══ Supplied data

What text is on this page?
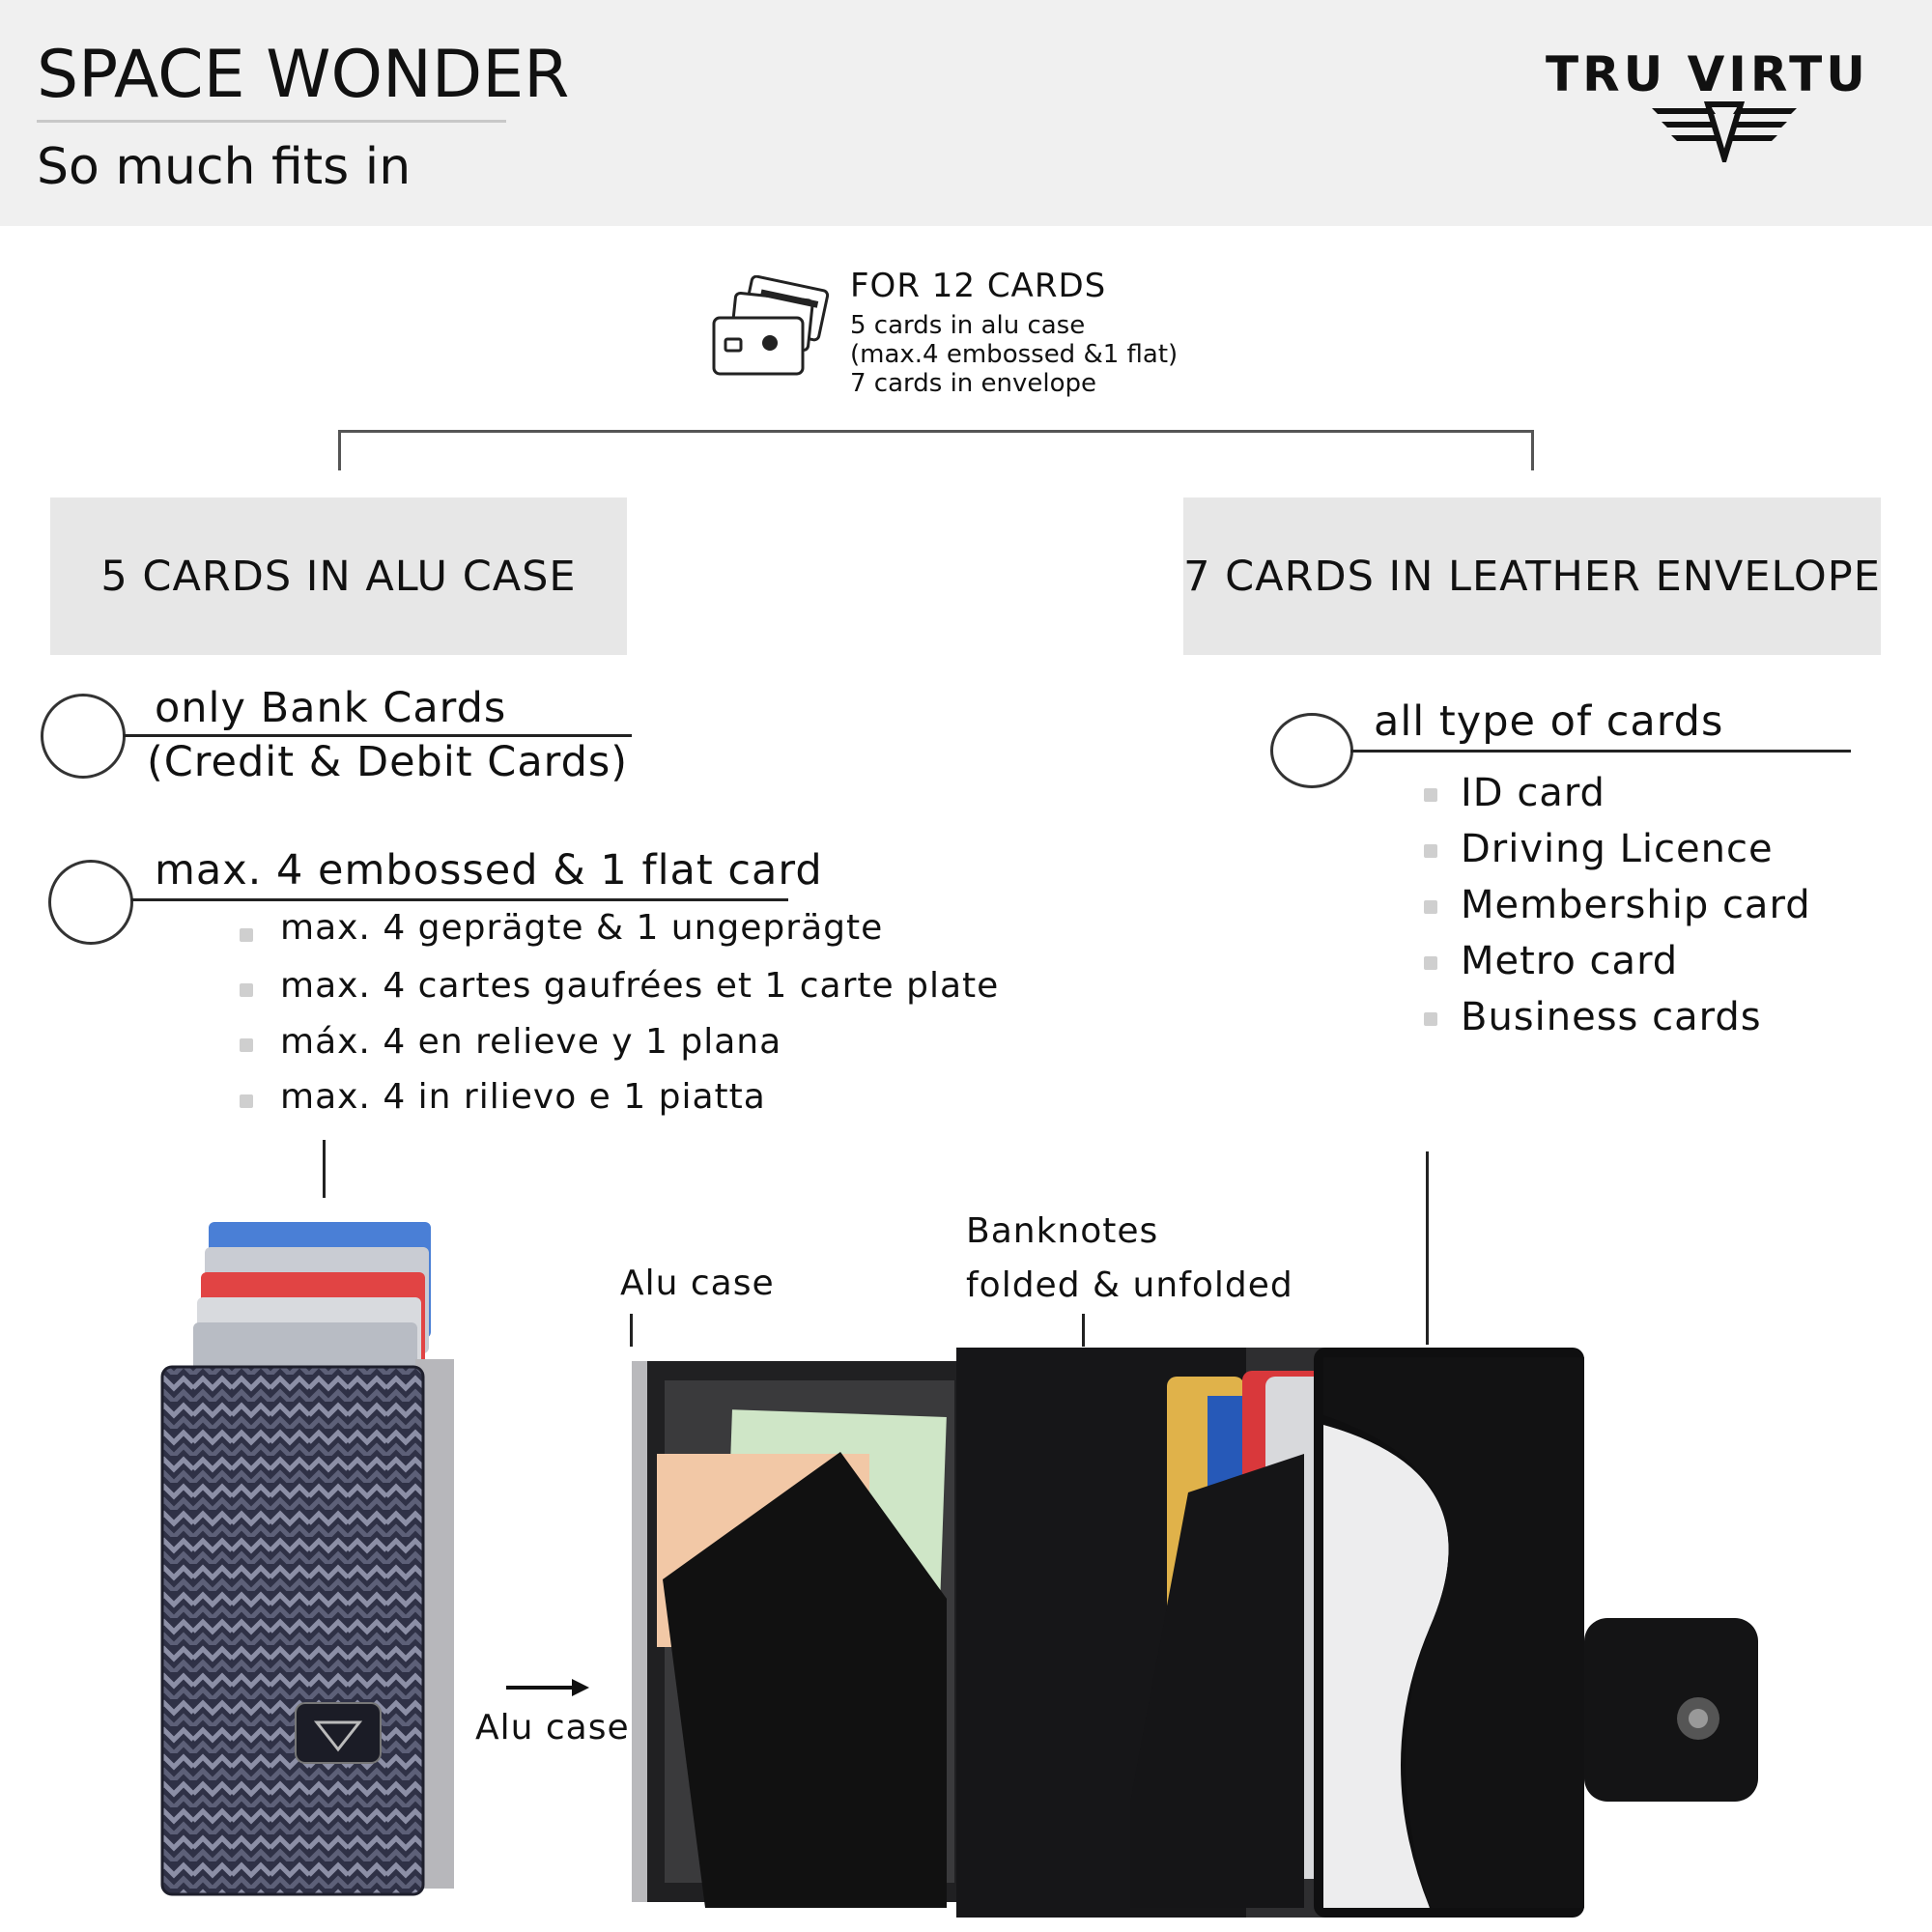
SPACE WONDER
So much fits in
TRU VIRTU
FOR 12 CARDS
5 cards in alu case
(max.4 embossed &1 flat)
7 cards in envelope
5 CARDS IN ALU CASE
only Bank Cards
(Credit & Debit Cards)
max. 4 embossed & 1 flat card
max. 4 geprägte & 1 ungeprägte
max. 4 cartes gaufrées et 1 carte plate
máx. 4 en relieve y 1 plana
max. 4 in rilievo e 1 piatta
7 CARDS IN LEATHER ENVELOPE
all type of cards
ID card
Driving Licence
Membership card
Metro card
Business cards
Alu case
Banknotes
folded & unfolded
Alu case
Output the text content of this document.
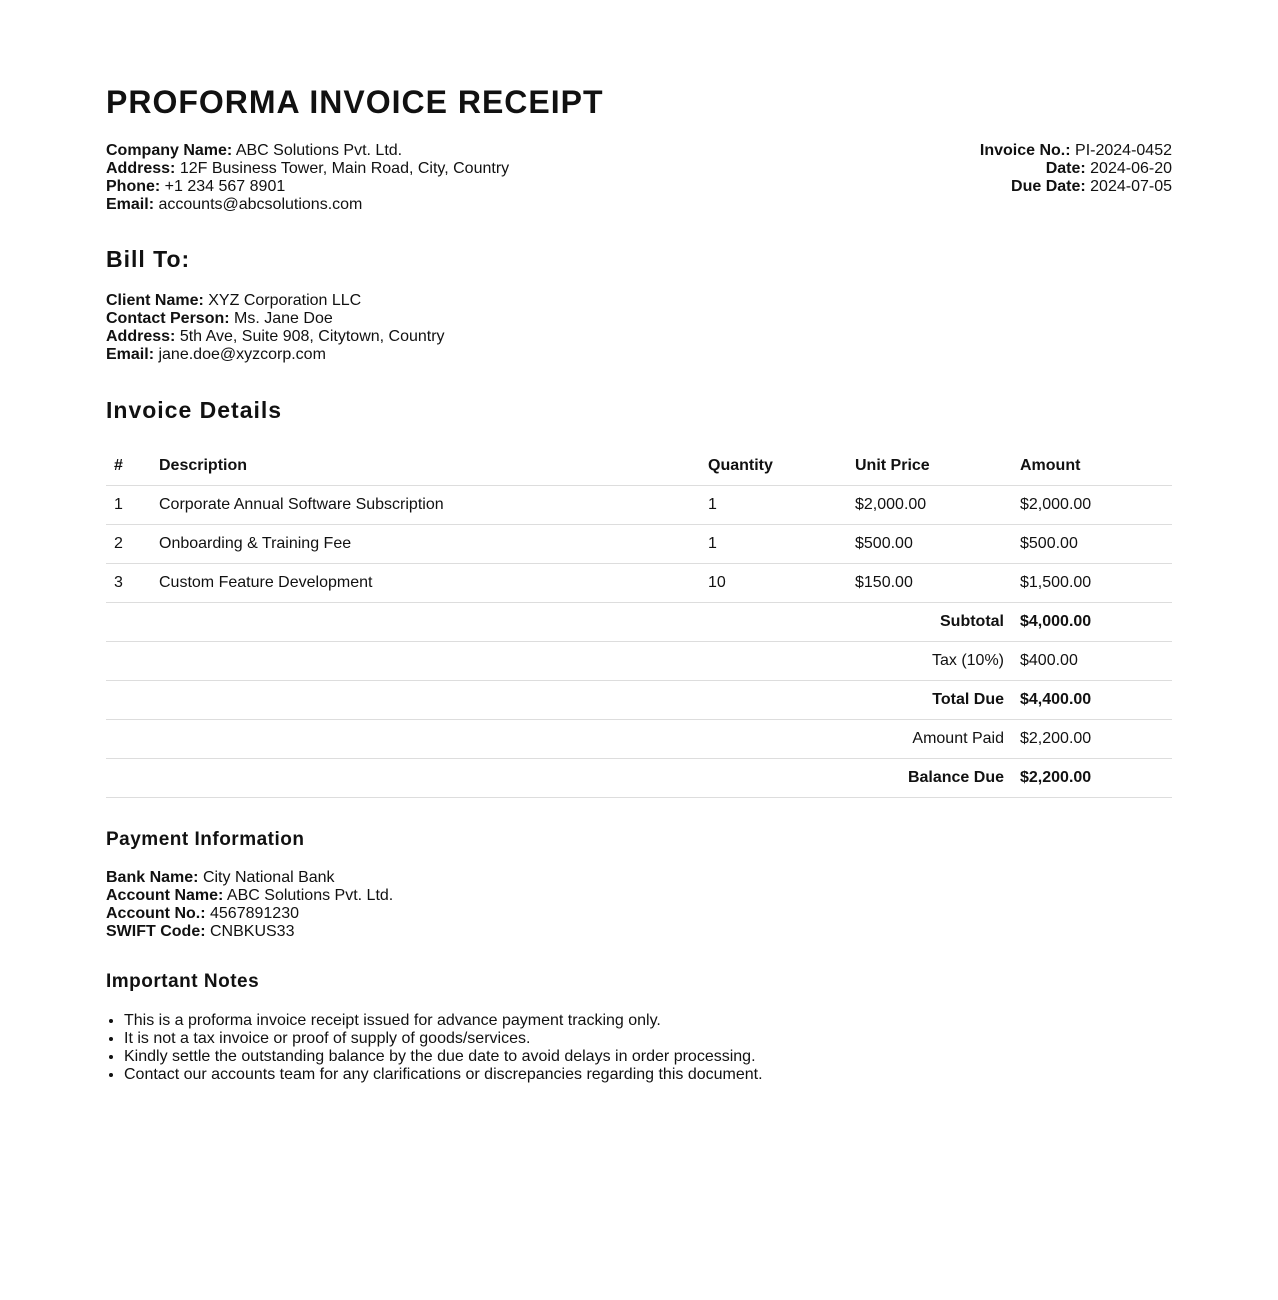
PROFORMA INVOICE RECEIPT
Company Name: ABC Solutions Pvt. Ltd.
Address: 12F Business Tower, Main Road, City, Country
Phone: +1 234 567 8901
Email: accounts@abcsolutions.com
Invoice No.: PI-2024-0452
Date: 2024-06-20
Due Date: 2024-07-05
Bill To:
Client Name: XYZ Corporation LLC
Contact Person: Ms. Jane Doe
Address: 5th Ave, Suite 908, Citytown, Country
Email: jane.doe@xyzcorp.com
Invoice Details
#	Description	Quantity	Unit Price	Amount
1	Corporate Annual Software Subscription	1	$2,000.00	$2,000.00
2	Onboarding & Training Fee	1	$500.00	$500.00
3	Custom Feature Development	10	$150.00	$1,500.00
Subtotal				$4,000.00
Tax (10%)				$400.00
Total Due				$4,400.00
Amount Paid				$2,200.00
Balance Due				$2,200.00
Payment Information
Bank Name: City National Bank
Account Name: ABC Solutions Pvt. Ltd.
Account No.: 4567891230
SWIFT Code: CNBKUS33
Important Notes
• This is a proforma invoice receipt issued for advance payment tracking only.
• It is not a tax invoice or proof of supply of goods/services.
• Kindly settle the outstanding balance by the due date to avoid delays in order processing.
• Contact our accounts team for any clarifications or discrepancies regarding this document.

════

> _Goal of the exercise_:
Each line above that includes "Country" should be shown.

> _Result for this exercise_:
Address: 12F Business Tower, Main Road, City, Country
Address: 5th Ave, Suite 908, Citytown, Country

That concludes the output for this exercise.